> Exercise:
Retype the records that come next, word for word.

> Supplied material:
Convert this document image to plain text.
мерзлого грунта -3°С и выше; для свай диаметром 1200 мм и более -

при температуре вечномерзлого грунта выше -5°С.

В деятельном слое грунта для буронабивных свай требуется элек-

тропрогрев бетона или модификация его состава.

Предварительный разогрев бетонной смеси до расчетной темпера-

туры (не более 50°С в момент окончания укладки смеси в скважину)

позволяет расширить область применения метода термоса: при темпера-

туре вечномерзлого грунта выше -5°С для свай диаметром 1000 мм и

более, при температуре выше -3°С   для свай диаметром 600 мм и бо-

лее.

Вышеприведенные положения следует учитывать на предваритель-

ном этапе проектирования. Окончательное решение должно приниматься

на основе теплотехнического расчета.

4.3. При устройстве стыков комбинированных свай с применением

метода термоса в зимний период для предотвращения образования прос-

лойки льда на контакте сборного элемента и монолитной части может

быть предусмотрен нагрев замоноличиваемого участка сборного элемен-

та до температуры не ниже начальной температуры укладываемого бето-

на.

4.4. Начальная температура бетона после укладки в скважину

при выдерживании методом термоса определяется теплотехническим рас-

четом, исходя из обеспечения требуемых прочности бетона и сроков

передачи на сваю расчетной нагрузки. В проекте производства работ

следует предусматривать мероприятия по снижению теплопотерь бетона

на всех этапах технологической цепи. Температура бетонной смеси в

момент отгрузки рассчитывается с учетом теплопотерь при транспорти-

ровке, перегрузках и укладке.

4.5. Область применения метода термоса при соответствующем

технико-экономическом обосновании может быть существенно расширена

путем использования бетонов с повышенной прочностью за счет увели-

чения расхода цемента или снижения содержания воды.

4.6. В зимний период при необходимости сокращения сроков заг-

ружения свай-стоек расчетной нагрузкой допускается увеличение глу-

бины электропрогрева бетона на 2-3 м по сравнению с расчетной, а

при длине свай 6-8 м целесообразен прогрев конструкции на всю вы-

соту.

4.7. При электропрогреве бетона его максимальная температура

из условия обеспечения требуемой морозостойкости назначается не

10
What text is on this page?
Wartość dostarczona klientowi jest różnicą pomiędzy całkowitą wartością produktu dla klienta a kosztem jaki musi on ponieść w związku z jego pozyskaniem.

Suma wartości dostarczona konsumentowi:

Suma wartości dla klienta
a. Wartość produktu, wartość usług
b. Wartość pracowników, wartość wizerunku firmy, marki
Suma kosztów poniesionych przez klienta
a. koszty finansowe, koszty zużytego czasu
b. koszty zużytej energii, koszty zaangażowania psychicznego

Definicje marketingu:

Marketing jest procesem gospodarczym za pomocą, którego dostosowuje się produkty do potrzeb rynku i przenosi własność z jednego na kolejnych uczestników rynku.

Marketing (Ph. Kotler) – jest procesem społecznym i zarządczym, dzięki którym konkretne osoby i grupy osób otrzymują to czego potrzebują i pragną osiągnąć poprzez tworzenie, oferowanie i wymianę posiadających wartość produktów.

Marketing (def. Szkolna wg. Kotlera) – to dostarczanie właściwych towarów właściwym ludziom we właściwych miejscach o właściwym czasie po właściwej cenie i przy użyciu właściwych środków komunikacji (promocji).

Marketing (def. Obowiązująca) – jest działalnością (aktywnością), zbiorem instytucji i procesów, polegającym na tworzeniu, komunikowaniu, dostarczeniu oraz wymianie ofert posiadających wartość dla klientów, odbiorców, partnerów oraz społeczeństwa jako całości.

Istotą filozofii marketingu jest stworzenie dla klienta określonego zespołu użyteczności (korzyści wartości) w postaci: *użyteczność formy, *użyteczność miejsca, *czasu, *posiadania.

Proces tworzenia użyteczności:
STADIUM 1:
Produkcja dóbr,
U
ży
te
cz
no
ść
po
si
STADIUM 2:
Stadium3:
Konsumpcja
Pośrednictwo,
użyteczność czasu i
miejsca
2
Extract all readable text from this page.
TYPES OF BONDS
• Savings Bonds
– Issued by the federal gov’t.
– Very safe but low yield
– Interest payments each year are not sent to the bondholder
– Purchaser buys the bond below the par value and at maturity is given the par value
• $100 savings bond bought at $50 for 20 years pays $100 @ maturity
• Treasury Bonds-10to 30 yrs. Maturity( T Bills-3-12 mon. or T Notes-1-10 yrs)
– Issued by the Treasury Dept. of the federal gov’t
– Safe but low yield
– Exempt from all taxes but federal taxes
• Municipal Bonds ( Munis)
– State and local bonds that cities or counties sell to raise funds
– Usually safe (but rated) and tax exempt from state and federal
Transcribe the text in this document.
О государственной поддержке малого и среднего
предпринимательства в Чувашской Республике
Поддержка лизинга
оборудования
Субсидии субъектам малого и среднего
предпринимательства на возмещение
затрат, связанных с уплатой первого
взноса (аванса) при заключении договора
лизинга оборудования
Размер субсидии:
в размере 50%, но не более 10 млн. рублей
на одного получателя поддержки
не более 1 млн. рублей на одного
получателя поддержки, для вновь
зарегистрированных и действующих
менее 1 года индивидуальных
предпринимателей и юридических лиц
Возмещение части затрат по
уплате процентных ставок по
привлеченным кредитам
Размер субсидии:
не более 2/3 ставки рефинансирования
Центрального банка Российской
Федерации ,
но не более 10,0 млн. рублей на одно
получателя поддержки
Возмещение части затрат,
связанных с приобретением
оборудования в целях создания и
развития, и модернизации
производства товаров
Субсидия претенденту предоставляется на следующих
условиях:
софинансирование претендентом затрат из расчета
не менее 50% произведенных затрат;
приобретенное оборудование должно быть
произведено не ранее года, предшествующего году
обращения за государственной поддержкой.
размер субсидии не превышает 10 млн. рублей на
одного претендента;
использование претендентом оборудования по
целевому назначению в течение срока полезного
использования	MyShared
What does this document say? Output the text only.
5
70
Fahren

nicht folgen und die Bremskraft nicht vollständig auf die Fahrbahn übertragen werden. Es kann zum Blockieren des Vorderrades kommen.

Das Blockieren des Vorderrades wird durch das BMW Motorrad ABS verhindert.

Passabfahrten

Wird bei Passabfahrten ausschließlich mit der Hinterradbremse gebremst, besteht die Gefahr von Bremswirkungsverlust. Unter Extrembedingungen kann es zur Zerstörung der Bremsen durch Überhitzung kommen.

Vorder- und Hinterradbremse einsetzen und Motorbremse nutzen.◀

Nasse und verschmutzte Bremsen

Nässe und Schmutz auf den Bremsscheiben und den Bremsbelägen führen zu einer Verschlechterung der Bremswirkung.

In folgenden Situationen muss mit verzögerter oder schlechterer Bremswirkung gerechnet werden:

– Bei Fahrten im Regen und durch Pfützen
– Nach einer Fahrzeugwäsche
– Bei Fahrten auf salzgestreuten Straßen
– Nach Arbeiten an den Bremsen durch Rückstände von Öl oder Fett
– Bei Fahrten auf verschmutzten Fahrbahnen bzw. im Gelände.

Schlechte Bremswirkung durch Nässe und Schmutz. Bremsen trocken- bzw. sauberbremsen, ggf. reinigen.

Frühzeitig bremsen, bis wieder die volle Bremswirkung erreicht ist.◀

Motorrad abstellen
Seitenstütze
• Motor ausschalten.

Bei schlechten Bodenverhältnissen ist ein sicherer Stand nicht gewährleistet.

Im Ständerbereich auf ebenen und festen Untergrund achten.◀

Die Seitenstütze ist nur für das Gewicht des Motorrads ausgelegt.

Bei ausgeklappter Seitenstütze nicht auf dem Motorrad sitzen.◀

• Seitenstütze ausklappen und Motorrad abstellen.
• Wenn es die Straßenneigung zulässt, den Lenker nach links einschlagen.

> Correct response:
Convert this document image to plain text.
мерзлого грунта -3°С и выше; для свай диаметром 1200 мм и более -

при температуре вечномерзлого грунта выше -5°С.

В деятельном слое грунта для буронабивных свай требуется элек-

тропрогрев бетона или модификация его состава.

Предварительный разогрев бетонной смеси до расчетной темпера-

туры (не более 50°С в момент окончания укладки смеси в скважину)

позволяет расширить область применения метода термоса: при темпера-

туре вечномерзлого грунта выше -5°С для свай диаметром 1000 мм и

более, при температуре выше -3°С   для свай диаметром 600 мм и бо-

лее.

Вышеприведенные положения следует учитывать на предваритель-

ном этапе проектирования. Окончательное решение должно приниматься

на основе теплотехнического расчета.

4.3. При устройстве стыков комбинированных свай с применением

метода термоса в зимний период для предотвращения образования прос-

лойки льда на контакте сборного элемента и монолитной части может

быть предусмотрен нагрев замоноличиваемого участка сборного элемен-

та до температуры не ниже начальной температуры укладываемого бето-

на.

4.4. Начальная температура бетона после укладки в скважину

при выдерживании методом термоса определяется теплотехническим рас-

четом, исходя из обеспечения требуемых прочности бетона и сроков

передачи на сваю расчетной нагрузки. В проекте производства работ

следует предусматривать мероприятия по снижению теплопотерь бетона

на всех этапах технологической цепи. Температура бетонной смеси в

момент отгрузки рассчитывается с учетом теплопотерь при транспорти-

ровке, перегрузках и укладке.

4.5. Область применения метода термоса при соответствующем

технико-экономическом обосновании может быть существенно расширена

путем использования бетонов с повышенной прочностью за счет увели-

чения расхода цемента или снижения содержания воды.

4.6. В зимний период при необходимости сокращения сроков заг-

ружения свай-стоек расчетной нагрузкой допускается увеличение глу-

бины электропрогрева бетона на 2-3 м по сравнению с расчетной, а

при длине свай 6-8 м целесообразен прогрев конструкции на всю вы-

соту.

4.7. При электропрогреве бетона его максимальная температура

из условия обеспечения требуемой морозостойкости назначается не

10
What text is on this page?
Wartość dostarczona klientowi jest różnicą pomiędzy całkowitą wartością produktu dla klienta a kosztem jaki musi on ponieść w związku z jego pozyskaniem.

Suma wartości dostarczona konsumentowi:

Suma wartości dla klienta
a. Wartość produktu, wartość usług
b. Wartość pracowników, wartość wizerunku firmy, marki
Suma kosztów poniesionych przez klienta
a. koszty finansowe, koszty zużytego czasu
b. koszty zużytej energii, koszty zaangażowania psychicznego

Definicje marketingu:

Marketing jest procesem gospodarczym za pomocą, którego dostosowuje się produkty do potrzeb rynku i przenosi własność z jednego na kolejnych uczestników rynku.

Marketing (Ph. Kotler) – jest procesem społecznym i zarządczym, dzięki którym konkretne osoby i grupy osób otrzymują to czego potrzebują i pragną osiągnąć poprzez tworzenie, oferowanie i wymianę posiadających wartość produktów.

Marketing (def. Szkolna wg. Kotlera) – to dostarczanie właściwych towarów właściwym ludziom we właściwych miejscach o właściwym czasie po właściwej cenie i przy użyciu właściwych środków komunikacji (promocji).

Marketing (def. Obowiązująca) – jest działalnością (aktywnością), zbiorem instytucji i procesów, polegającym na tworzeniu, komunikowaniu, dostarczeniu oraz wymianie ofert posiadających wartość dla klientów, odbiorców, partnerów oraz społeczeństwa jako całości.

Istotą filozofii marketingu jest stworzenie dla klienta określonego zespołu użyteczności (korzyści wartości) w postaci: *użyteczność formy, *użyteczność miejsca, *czasu, *posiadania.

Proces tworzenia użyteczności:
STADIUM 1:
Produkcja dóbr,
U
ży
te
cz
no
ść
po
si
STADIUM 2:
Stadium3:
Konsumpcja
Pośrednictwo,
użyteczność czasu i
miejsca
2
Extract all readable text from this page.
TYPES OF BONDS
• Savings Bonds
– Issued by the federal gov’t.
– Very safe but low yield
– Interest payments each year are not sent to the bondholder
– Purchaser buys the bond below the par value and at maturity is given the par value
• $100 savings bond bought at $50 for 20 years pays $100 @ maturity
• Treasury Bonds-10to 30 yrs. Maturity( T Bills-3-12 mon. or T Notes-1-10 yrs)
– Issued by the Treasury Dept. of the federal gov’t
– Safe but low yield
– Exempt from all taxes but federal taxes
• Municipal Bonds ( Munis)
– State and local bonds that cities or counties sell to raise funds
– Usually safe (but rated) and tax exempt from state and federal
Transcribe the text in this document.
О государственной поддержке малого и среднего
предпринимательства в Чувашской Республике
Поддержка лизинга
оборудования
Субсидии субъектам малого и среднего
предпринимательства на возмещение
затрат, связанных с уплатой первого
взноса (аванса) при заключении договора
лизинга оборудования
Размер субсидии:
в размере 50%, но не более 10 млн. рублей
на одного получателя поддержки
не более 1 млн. рублей на одного
получателя поддержки, для вновь
зарегистрированных и действующих
менее 1 года индивидуальных
предпринимателей и юридических лиц
Возмещение части затрат по
уплате процентных ставок по
привлеченным кредитам
Размер субсидии:
не более 2/3 ставки рефинансирования
Центрального банка Российской
Федерации ,
но не более 10,0 млн. рублей на одно
получателя поддержки
Возмещение части затрат,
связанных с приобретением
оборудования в целях создания и
развития, и модернизации
производства товаров
Субсидия претенденту предоставляется на следующих
условиях:
софинансирование претендентом затрат из расчета
не менее 50% произведенных затрат;
приобретенное оборудование должно быть
произведено не ранее года, предшествующего году
обращения за государственной поддержкой.
размер субсидии не превышает 10 млн. рублей на
одного претендента;
использование претендентом оборудования по
целевому назначению в течение срока полезного
использования	MyShared
What does this document say? Output the text only.
5
70
Fahren

nicht folgen und die Bremskraft nicht vollständig auf die Fahrbahn übertragen werden. Es kann zum Blockieren des Vorderrades kommen.

Das Blockieren des Vorderrades wird durch das BMW Motorrad ABS verhindert.

Passabfahrten

Wird bei Passabfahrten ausschließlich mit der Hinterradbremse gebremst, besteht die Gefahr von Bremswirkungsverlust. Unter Extrembedingungen kann es zur Zerstörung der Bremsen durch Überhitzung kommen.

Vorder- und Hinterradbremse einsetzen und Motorbremse nutzen.◀

Nasse und verschmutzte Bremsen

Nässe und Schmutz auf den Bremsscheiben und den Bremsbelägen führen zu einer Verschlechterung der Bremswirkung.

In folgenden Situationen muss mit verzögerter oder schlechterer Bremswirkung gerechnet werden:

– Bei Fahrten im Regen und durch Pfützen
– Nach einer Fahrzeugwäsche
– Bei Fahrten auf salzgestreuten Straßen
– Nach Arbeiten an den Bremsen durch Rückstände von Öl oder Fett
– Bei Fahrten auf verschmutzten Fahrbahnen bzw. im Gelände.

Schlechte Bremswirkung durch Nässe und Schmutz. Bremsen trocken- bzw. sauberbremsen, ggf. reinigen.

Frühzeitig bremsen, bis wieder die volle Bremswirkung erreicht ist.◀

Motorrad abstellen
Seitenstütze
• Motor ausschalten.

Bei schlechten Bodenverhältnissen ist ein sicherer Stand nicht gewährleistet.

Im Ständerbereich auf ebenen und festen Untergrund achten.◀

Die Seitenstütze ist nur für das Gewicht des Motorrads ausgelegt.

Bei ausgeklappter Seitenstütze nicht auf dem Motorrad sitzen.◀

• Seitenstütze ausklappen und Motorrad abstellen.
• Wenn es die Straßenneigung zulässt, den Lenker nach links einschlagen.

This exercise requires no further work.